Look through the lines of the material and count those containing "инструментальных". Give that count alone.

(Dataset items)
---*---
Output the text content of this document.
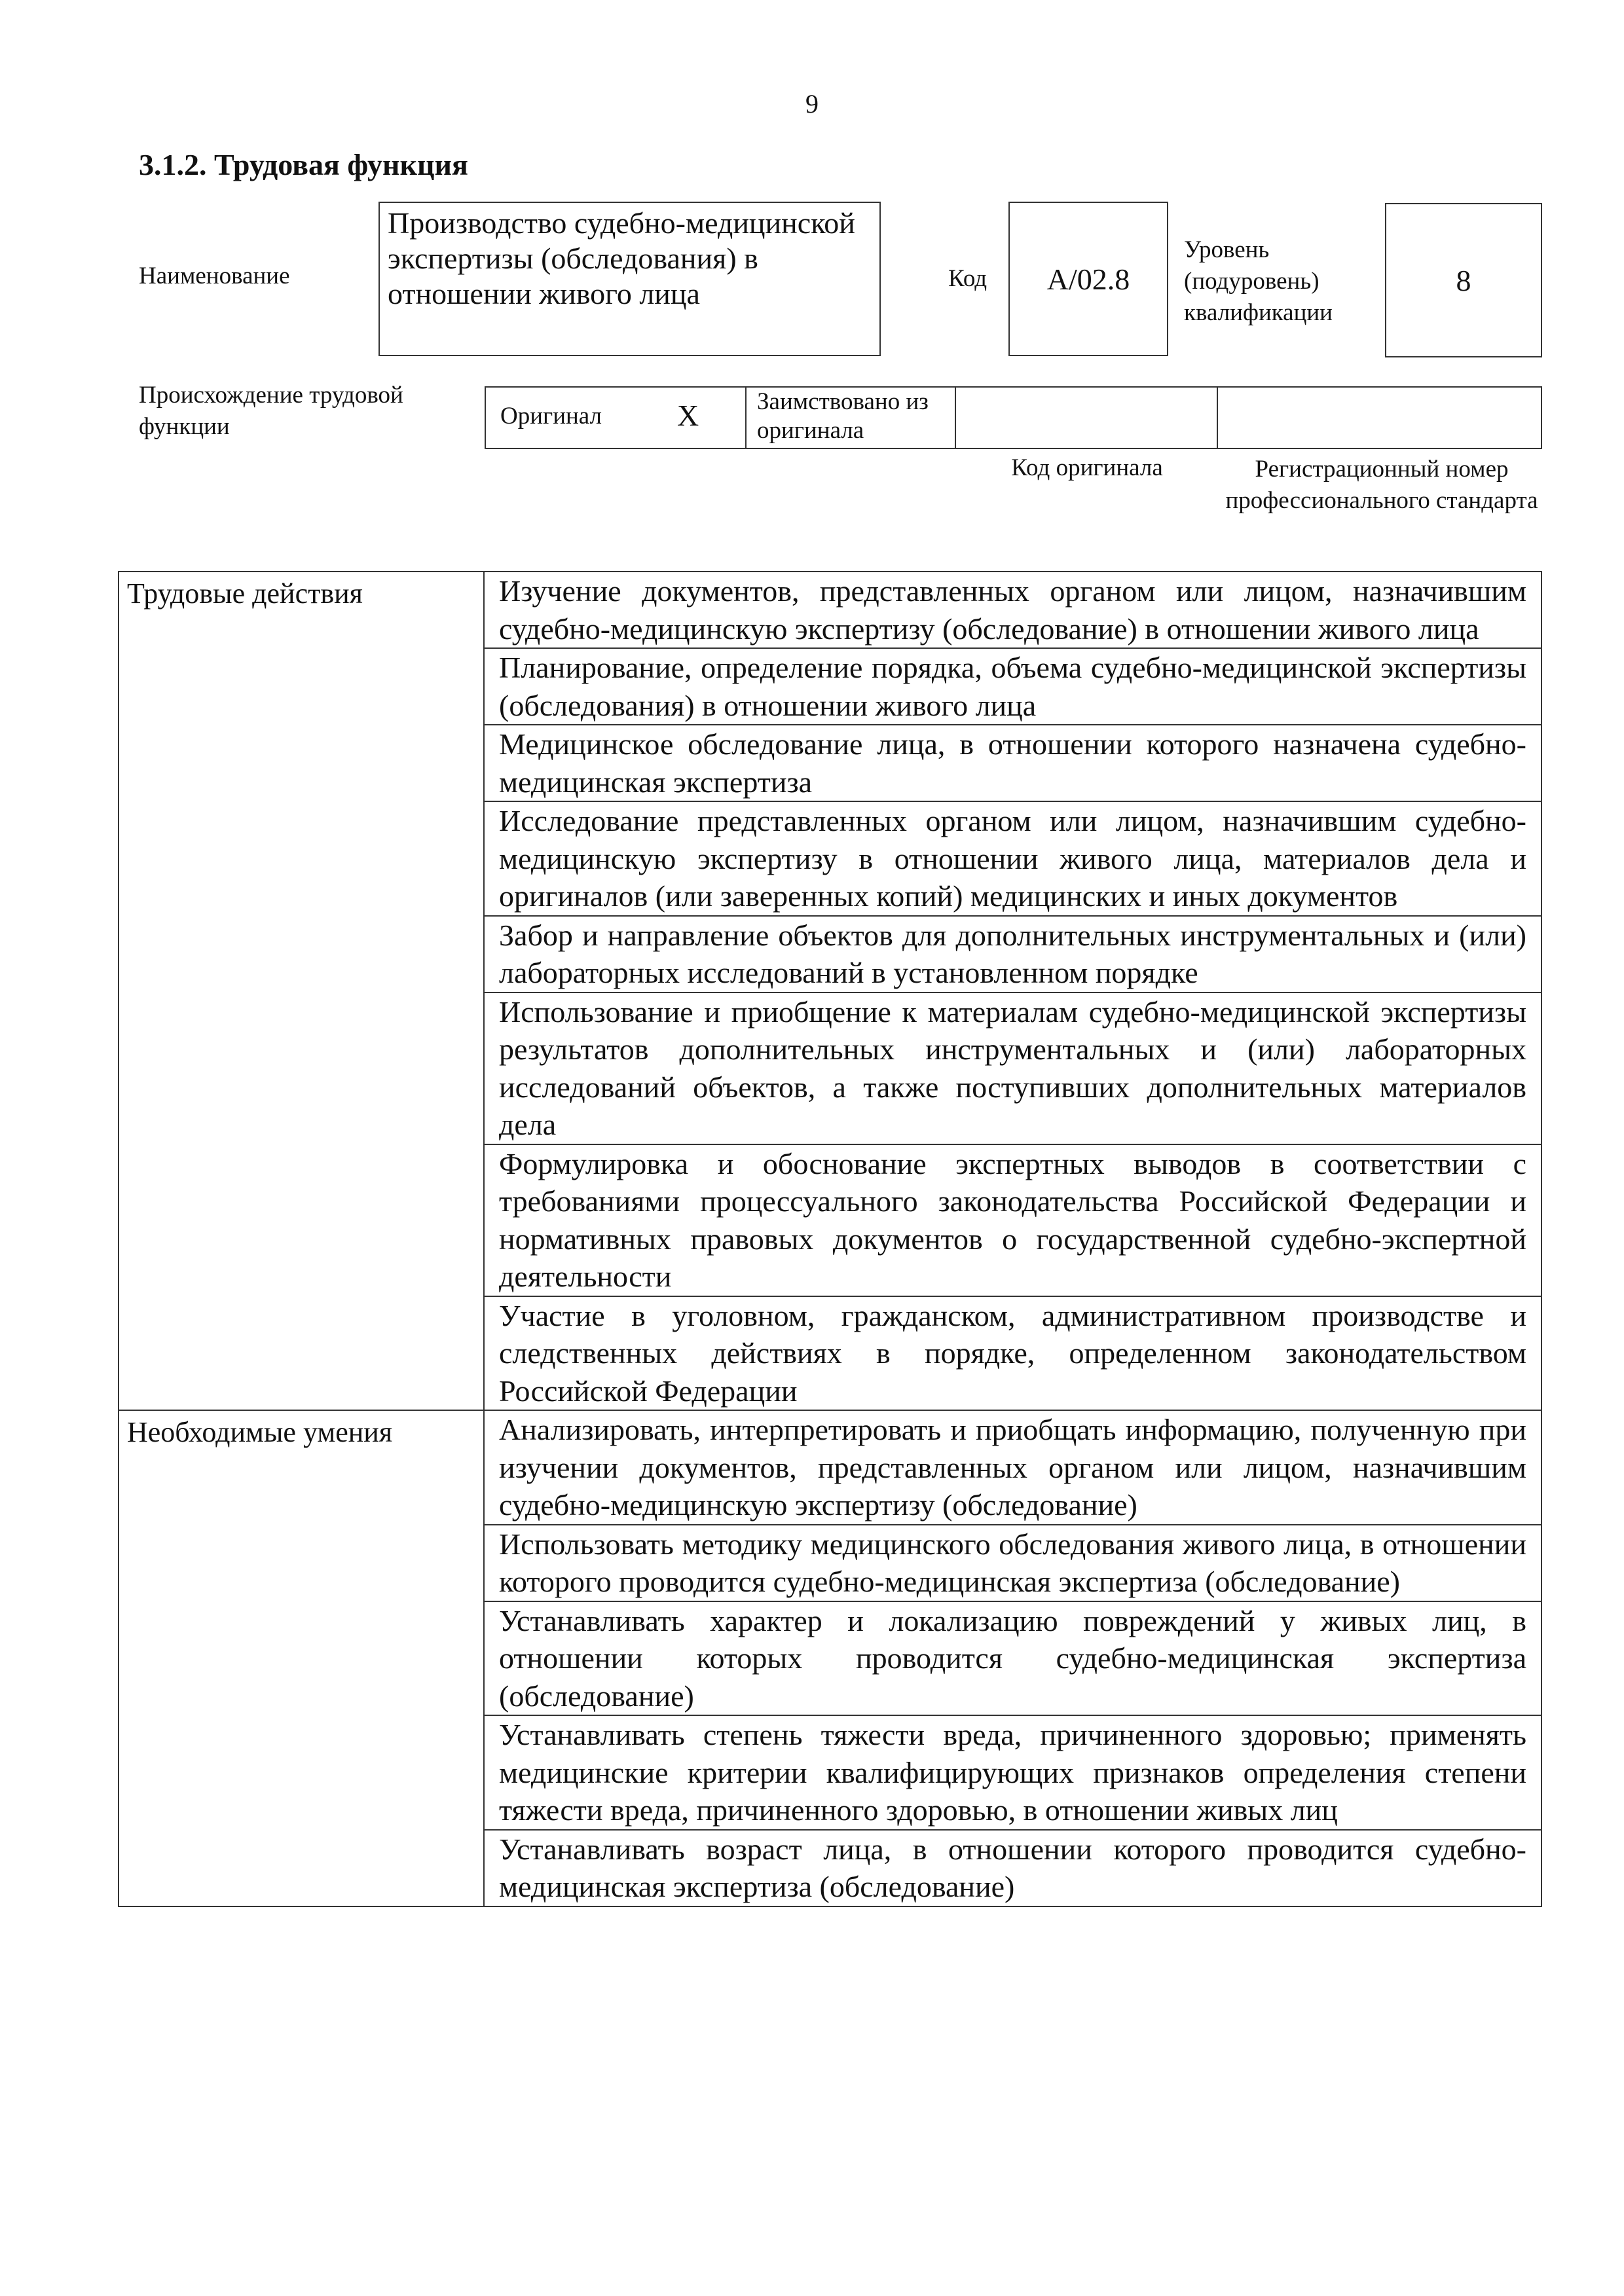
9
3.1.2. Трудовая функция
Наименование
Производство судебно-медицинской экспертизы (обследования) в отношении живого лица	Код	A/02.8
Уровень (подуровень) квалификации
8
Происхождение трудовой функции	Оригинал X Заимствовано из оригинала
Код оригинала	Регистрационный номер профессионального стандарта
Трудовые действия	Изучение документов, представленных органом или лицом, назначившим судебно-медицинскую экспертизу (обследование) в отношении живого лица
	Планирование, определение порядка, объема судебно-медицинской экспертизы (обследования) в отношении живого лица
	Медицинское обследование лица, в отношении которого назначена судебно-медицинская экспертиза
	Исследование представленных органом или лицом, назначившим судебно-медицинскую экспертизу в отношении живого лица, материалов дела и оригиналов (или заверенных копий) медицинских и иных документов
	Забор и направление объектов для дополнительных инструментальных и (или) лабораторных исследований в установленном порядке
	Использование и приобщение к материалам судебно-медицинской экспертизы результатов дополнительных инструментальных и (или) лабораторных исследований объектов, а также поступивших дополнительных материалов дела
	Формулировка и обоснование экспертных выводов в соответствии с требованиями процессуального законодательства Российской Федерации и нормативных правовых документов о государственной судебно-экспертной деятельности
	Участие в уголовном, гражданском, административном производстве и следственных действиях в порядке, определенном законодательством Российской Федерации
Необходимые умения	Анализировать, интерпретировать и приобщать информацию, полученную при изучении документов, представленных органом или лицом, назначившим судебно-медицинскую экспертизу (обследование)
	Использовать методику медицинского обследования живого лица, в отношении которого проводится судебно-медицинская экспертиза (обследование)
	Устанавливать характер и локализацию повреждений у живых лиц, в отношении которых проводится судебно-медицинская экспертиза (обследование)
	Устанавливать степень тяжести вреда, причиненного здоровью; применять медицинские критерии квалифицирующих признаков определения степени тяжести вреда, причиненного здоровью, в отношении живых лиц
	Устанавливать возраст лица, в отношении которого проводится судебно-медицинская экспертиза (обследование)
---*---
▶ [Output below]: 2